-- Begin MATERIAL PROVIDED --

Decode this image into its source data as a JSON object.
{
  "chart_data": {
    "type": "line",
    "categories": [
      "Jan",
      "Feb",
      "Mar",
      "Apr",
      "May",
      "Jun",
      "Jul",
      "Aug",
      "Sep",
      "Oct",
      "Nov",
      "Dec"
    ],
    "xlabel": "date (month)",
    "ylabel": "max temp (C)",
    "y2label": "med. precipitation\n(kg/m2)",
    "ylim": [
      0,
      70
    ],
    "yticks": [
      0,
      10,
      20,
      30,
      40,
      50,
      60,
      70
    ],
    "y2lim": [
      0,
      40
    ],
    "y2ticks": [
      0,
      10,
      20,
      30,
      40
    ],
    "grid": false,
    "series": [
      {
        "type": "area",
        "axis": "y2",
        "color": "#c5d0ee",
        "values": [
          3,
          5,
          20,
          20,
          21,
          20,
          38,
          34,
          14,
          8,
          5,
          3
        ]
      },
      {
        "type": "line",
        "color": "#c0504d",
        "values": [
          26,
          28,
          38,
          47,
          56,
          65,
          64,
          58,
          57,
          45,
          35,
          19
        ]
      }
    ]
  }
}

-- End MATERIAL PROVIDED --

* OBJECTIVE
Repeat the entries exactly, all of them.

* RESULT FOR THIS TASK
Decode this image into its source data as a JSON object.
{
  "chart_data": {
    "type": "line",
    "categories": [
      "Jan",
      "Feb",
      "Mar",
      "Apr",
      "May",
      "Jun",
      "Jul",
      "Aug",
      "Sep",
      "Oct",
      "Nov",
      "Dec"
    ],
    "xlabel": "date (month)",
    "ylabel": "max temp (C)",
    "y2label": "med. precipitation\n(kg/m2)",
    "ylim": [
      0,
      70
    ],
    "yticks": [
      0,
      10,
      20,
      30,
      40,
      50,
      60,
      70
    ],
    "y2lim": [
      0,
      40
    ],
    "y2ticks": [
      0,
      10,
      20,
      30,
      40
    ],
    "grid": false,
    "series": [
      {
        "type": "area",
        "axis": "y2",
        "color": "#c5d0ee",
        "values": [
          3,
          5,
          20,
          20,
          21,
          20,
          38,
          34,
          14,
          8,
          5,
          3
        ]
      },
      {
        "type": "line",
        "color": "#c0504d",
        "values": [
          26,
          28,
          38,
          47,
          56,
          65,
          64,
          58,
          57,
          45,
          35,
          19
        ]
      }
    ]
  }
}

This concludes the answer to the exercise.